**WORK TO DO:**
Among the records below, find each line that includes the string "this" and copy it.

— START SUPPLIED RECORDS —

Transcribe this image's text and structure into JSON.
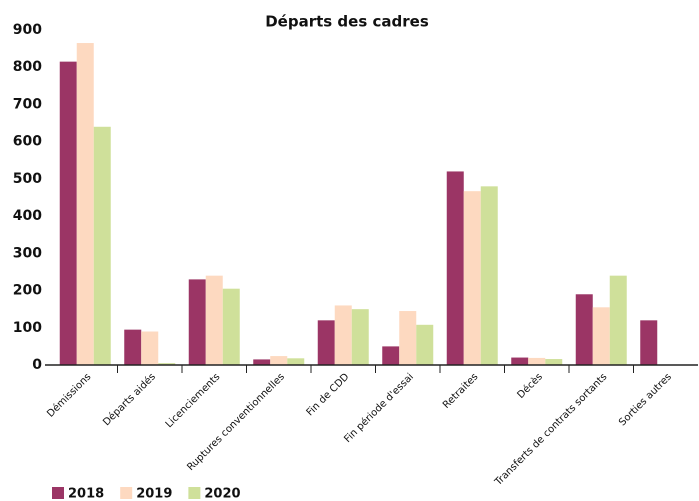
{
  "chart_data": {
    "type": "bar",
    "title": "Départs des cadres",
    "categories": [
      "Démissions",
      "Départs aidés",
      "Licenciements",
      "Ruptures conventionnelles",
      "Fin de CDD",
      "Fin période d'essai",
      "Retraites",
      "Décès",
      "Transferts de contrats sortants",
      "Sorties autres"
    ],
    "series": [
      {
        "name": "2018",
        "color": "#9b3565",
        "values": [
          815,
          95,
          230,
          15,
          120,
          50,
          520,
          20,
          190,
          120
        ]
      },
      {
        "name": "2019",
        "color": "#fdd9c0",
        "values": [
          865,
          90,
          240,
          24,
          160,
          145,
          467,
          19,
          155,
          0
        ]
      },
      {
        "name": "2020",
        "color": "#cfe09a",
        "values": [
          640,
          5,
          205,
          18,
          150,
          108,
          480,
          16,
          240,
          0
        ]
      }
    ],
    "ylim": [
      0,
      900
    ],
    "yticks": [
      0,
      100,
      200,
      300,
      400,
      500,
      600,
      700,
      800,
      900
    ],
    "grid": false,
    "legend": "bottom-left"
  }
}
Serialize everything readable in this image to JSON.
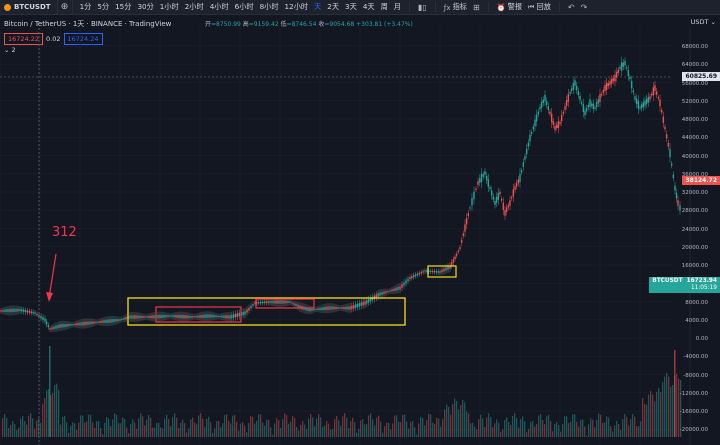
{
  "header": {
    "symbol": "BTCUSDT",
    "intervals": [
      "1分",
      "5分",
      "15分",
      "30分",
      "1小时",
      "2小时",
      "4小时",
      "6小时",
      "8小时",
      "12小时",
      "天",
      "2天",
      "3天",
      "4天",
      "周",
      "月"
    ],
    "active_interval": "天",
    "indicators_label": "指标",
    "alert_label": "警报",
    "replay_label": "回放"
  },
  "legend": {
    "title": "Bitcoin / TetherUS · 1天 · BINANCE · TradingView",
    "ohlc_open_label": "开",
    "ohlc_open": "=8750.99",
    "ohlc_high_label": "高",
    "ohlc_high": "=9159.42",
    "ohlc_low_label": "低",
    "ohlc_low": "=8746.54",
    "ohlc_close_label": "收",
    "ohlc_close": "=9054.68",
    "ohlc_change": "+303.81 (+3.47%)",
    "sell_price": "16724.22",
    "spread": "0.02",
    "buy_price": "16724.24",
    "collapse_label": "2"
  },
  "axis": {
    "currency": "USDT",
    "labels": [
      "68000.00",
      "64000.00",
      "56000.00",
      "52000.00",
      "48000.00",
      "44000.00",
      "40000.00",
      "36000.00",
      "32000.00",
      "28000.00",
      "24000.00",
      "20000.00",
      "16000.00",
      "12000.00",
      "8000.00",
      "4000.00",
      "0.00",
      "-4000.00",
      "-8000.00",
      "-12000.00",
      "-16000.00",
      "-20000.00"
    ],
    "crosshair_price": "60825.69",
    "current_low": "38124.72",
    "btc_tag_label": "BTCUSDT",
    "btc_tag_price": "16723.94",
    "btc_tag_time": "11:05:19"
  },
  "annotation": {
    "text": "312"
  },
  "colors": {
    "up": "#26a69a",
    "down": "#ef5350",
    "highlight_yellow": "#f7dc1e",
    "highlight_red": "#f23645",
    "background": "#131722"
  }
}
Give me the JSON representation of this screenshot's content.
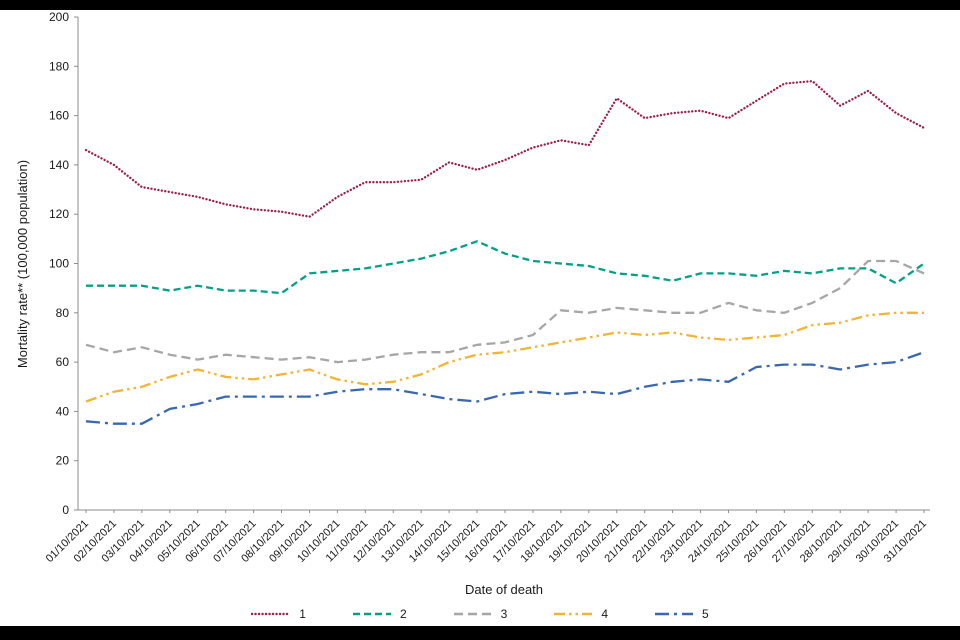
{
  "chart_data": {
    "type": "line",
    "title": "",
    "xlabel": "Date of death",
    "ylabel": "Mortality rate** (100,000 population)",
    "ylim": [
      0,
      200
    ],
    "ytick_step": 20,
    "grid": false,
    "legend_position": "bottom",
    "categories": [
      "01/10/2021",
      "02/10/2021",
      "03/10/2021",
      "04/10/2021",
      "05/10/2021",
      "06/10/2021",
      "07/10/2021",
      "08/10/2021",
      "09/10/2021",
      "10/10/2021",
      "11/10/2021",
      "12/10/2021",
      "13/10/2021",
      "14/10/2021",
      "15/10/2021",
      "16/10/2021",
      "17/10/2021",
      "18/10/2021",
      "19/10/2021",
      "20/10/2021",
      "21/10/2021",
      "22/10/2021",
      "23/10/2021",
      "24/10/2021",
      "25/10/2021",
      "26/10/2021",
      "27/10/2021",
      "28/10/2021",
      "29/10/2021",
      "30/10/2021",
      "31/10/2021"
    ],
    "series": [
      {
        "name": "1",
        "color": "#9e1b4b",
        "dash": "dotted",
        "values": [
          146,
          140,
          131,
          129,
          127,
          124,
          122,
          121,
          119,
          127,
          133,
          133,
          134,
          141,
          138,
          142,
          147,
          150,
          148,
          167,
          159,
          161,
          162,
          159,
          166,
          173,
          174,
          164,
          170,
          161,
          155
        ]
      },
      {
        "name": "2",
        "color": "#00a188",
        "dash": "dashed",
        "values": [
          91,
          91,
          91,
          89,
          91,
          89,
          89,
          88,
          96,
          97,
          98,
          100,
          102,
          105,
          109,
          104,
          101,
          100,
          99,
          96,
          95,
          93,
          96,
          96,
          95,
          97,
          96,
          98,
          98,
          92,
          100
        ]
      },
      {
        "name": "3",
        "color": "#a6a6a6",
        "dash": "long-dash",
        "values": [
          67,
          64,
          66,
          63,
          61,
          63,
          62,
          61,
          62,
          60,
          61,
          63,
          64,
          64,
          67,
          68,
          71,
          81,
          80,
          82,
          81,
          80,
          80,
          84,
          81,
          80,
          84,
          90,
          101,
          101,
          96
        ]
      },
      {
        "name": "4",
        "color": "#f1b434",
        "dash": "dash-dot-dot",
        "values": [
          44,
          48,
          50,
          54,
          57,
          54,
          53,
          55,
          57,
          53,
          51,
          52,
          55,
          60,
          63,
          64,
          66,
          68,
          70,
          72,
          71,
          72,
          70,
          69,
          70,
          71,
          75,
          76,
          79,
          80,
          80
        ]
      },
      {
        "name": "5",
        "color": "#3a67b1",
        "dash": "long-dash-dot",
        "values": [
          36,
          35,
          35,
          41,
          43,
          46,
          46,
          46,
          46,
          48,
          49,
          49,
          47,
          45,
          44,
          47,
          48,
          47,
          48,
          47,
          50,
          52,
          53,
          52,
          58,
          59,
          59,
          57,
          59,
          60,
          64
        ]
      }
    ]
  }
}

— END SUPPLIED RECORDS —
— START SUPPLIED RECORDS —

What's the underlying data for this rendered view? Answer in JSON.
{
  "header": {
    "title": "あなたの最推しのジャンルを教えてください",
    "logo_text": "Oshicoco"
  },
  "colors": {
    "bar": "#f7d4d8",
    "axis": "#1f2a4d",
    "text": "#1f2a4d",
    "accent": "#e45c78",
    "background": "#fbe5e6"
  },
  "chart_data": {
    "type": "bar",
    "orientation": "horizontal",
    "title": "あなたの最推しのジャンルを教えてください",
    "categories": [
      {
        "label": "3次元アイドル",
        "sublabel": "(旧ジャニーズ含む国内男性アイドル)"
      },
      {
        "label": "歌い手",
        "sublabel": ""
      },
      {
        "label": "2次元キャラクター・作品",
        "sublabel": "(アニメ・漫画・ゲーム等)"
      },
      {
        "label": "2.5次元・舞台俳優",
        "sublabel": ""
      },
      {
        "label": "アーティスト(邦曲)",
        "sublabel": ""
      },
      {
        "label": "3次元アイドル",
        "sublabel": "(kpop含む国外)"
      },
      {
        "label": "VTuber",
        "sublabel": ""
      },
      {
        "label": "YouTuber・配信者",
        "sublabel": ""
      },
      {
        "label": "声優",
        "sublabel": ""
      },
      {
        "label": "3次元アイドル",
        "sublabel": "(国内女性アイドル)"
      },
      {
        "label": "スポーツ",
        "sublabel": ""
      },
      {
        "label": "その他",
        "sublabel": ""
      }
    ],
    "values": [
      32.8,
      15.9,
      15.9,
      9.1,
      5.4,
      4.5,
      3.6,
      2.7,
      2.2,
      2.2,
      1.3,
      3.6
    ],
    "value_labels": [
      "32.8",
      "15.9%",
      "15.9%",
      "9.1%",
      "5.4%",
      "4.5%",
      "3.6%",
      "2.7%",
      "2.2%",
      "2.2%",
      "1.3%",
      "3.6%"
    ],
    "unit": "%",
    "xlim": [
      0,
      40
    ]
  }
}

— END SUPPLIED RECORDS —

**SOLUTION TO THE PROBLEM:**
Transcribe this image's text and structure into JSON.
Serialize everything readable in this image to JSON.
Give me the JSON representation of this screenshot's content.
What's the underlying data for this rendered view? Answer in JSON.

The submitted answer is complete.